- Exercise directions: Transcribe all the records with complete accuracy.

>> START Information provided

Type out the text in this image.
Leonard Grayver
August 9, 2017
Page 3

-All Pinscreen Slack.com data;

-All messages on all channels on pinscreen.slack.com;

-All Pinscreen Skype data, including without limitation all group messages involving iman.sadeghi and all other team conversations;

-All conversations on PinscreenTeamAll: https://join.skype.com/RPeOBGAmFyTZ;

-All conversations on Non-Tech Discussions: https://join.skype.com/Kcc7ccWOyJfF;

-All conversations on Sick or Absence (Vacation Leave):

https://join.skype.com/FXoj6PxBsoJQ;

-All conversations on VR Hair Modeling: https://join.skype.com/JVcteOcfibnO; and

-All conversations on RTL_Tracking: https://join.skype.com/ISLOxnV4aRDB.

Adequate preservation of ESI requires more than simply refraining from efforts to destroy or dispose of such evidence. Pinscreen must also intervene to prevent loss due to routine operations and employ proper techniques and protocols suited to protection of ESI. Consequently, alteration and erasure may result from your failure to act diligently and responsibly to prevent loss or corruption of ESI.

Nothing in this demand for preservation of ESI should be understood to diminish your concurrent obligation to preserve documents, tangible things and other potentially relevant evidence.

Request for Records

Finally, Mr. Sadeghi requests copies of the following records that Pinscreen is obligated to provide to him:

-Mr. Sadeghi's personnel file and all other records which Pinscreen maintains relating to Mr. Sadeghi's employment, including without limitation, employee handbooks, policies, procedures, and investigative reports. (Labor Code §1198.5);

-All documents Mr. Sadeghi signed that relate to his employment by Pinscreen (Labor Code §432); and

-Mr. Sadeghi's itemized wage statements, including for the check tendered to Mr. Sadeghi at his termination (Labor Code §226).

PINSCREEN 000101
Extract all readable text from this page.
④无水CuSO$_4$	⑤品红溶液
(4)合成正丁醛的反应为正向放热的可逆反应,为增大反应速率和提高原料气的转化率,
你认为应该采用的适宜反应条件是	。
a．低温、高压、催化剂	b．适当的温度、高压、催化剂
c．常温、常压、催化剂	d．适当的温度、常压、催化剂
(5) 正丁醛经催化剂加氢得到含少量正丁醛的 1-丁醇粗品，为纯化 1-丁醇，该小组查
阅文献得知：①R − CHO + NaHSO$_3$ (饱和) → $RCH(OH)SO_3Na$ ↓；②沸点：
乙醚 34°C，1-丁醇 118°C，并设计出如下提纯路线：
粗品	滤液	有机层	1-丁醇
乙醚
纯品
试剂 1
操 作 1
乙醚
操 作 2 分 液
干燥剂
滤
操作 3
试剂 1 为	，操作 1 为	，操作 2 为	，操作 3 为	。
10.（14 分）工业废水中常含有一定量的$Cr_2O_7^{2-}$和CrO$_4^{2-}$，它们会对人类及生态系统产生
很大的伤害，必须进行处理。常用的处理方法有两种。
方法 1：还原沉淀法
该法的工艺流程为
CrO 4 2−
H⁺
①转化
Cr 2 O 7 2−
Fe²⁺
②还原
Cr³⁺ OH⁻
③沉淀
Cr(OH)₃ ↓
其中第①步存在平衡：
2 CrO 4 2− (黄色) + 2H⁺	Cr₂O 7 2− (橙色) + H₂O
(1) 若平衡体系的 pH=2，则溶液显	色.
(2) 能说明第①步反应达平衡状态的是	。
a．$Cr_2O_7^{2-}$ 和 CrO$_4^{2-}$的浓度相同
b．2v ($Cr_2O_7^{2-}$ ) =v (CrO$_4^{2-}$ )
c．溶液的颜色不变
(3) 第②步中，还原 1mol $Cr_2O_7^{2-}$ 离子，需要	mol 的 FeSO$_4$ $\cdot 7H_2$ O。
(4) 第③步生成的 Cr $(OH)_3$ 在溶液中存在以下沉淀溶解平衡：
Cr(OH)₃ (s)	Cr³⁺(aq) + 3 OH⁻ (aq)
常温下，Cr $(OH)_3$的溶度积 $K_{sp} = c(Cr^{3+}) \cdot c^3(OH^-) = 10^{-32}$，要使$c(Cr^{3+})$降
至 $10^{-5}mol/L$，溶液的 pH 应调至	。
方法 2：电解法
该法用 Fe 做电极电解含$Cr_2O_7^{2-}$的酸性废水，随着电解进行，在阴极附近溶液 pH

>> END Information provided

- Task solution:
Type out the text in this image.
Leonard Grayver
August 9, 2017
Page 3

-All Pinscreen Slack.com data;

-All messages on all channels on pinscreen.slack.com;

-All Pinscreen Skype data, including without limitation all group messages involving iman.sadeghi and all other team conversations;

-All conversations on PinscreenTeamAll: https://join.skype.com/RPeOBGAmFyTZ;

-All conversations on Non-Tech Discussions: https://join.skype.com/Kcc7ccWOyJfF;

-All conversations on Sick or Absence (Vacation Leave):

https://join.skype.com/FXoj6PxBsoJQ;

-All conversations on VR Hair Modeling: https://join.skype.com/JVcteOcfibnO; and

-All conversations on RTL_Tracking: https://join.skype.com/ISLOxnV4aRDB.

Adequate preservation of ESI requires more than simply refraining from efforts to destroy or dispose of such evidence. Pinscreen must also intervene to prevent loss due to routine operations and employ proper techniques and protocols suited to protection of ESI. Consequently, alteration and erasure may result from your failure to act diligently and responsibly to prevent loss or corruption of ESI.

Nothing in this demand for preservation of ESI should be understood to diminish your concurrent obligation to preserve documents, tangible things and other potentially relevant evidence.

Request for Records

Finally, Mr. Sadeghi requests copies of the following records that Pinscreen is obligated to provide to him:

-Mr. Sadeghi's personnel file and all other records which Pinscreen maintains relating to Mr. Sadeghi's employment, including without limitation, employee handbooks, policies, procedures, and investigative reports. (Labor Code §1198.5);

-All documents Mr. Sadeghi signed that relate to his employment by Pinscreen (Labor Code §432); and

-Mr. Sadeghi's itemized wage statements, including for the check tendered to Mr. Sadeghi at his termination (Labor Code §226).

PINSCREEN 000101
Extract all readable text from this page.
④无水CuSO$_4$	⑤品红溶液
(4)合成正丁醛的反应为正向放热的可逆反应,为增大反应速率和提高原料气的转化率,
你认为应该采用的适宜反应条件是	。
a．低温、高压、催化剂	b．适当的温度、高压、催化剂
c．常温、常压、催化剂	d．适当的温度、常压、催化剂
(5) 正丁醛经催化剂加氢得到含少量正丁醛的 1-丁醇粗品，为纯化 1-丁醇，该小组查
阅文献得知：①R − CHO + NaHSO$_3$ (饱和) → $RCH(OH)SO_3Na$ ↓；②沸点：
乙醚 34°C，1-丁醇 118°C，并设计出如下提纯路线：
粗品	滤液	有机层	1-丁醇
乙醚
纯品
试剂 1
操 作 1
乙醚
操 作 2 分 液
干燥剂
滤
操作 3
试剂 1 为	，操作 1 为	，操作 2 为	，操作 3 为	。
10.（14 分）工业废水中常含有一定量的$Cr_2O_7^{2-}$和CrO$_4^{2-}$，它们会对人类及生态系统产生
很大的伤害，必须进行处理。常用的处理方法有两种。
方法 1：还原沉淀法
该法的工艺流程为
CrO 4 2−
H⁺
①转化
Cr 2 O 7 2−
Fe²⁺
②还原
Cr³⁺ OH⁻
③沉淀
Cr(OH)₃ ↓
其中第①步存在平衡：
2 CrO 4 2− (黄色) + 2H⁺	Cr₂O 7 2− (橙色) + H₂O
(1) 若平衡体系的 pH=2，则溶液显	色.
(2) 能说明第①步反应达平衡状态的是	。
a．$Cr_2O_7^{2-}$ 和 CrO$_4^{2-}$的浓度相同
b．2v ($Cr_2O_7^{2-}$ ) =v (CrO$_4^{2-}$ )
c．溶液的颜色不变
(3) 第②步中，还原 1mol $Cr_2O_7^{2-}$ 离子，需要	mol 的 FeSO$_4$ $\cdot 7H_2$ O。
(4) 第③步生成的 Cr $(OH)_3$ 在溶液中存在以下沉淀溶解平衡：
Cr(OH)₃ (s)	Cr³⁺(aq) + 3 OH⁻ (aq)
常温下，Cr $(OH)_3$的溶度积 $K_{sp} = c(Cr^{3+}) \cdot c^3(OH^-) = 10^{-32}$，要使$c(Cr^{3+})$降
至 $10^{-5}mol/L$，溶液的 pH 应调至	。
方法 2：电解法
该法用 Fe 做电极电解含$Cr_2O_7^{2-}$的酸性废水，随着电解进行，在阴极附近溶液 pH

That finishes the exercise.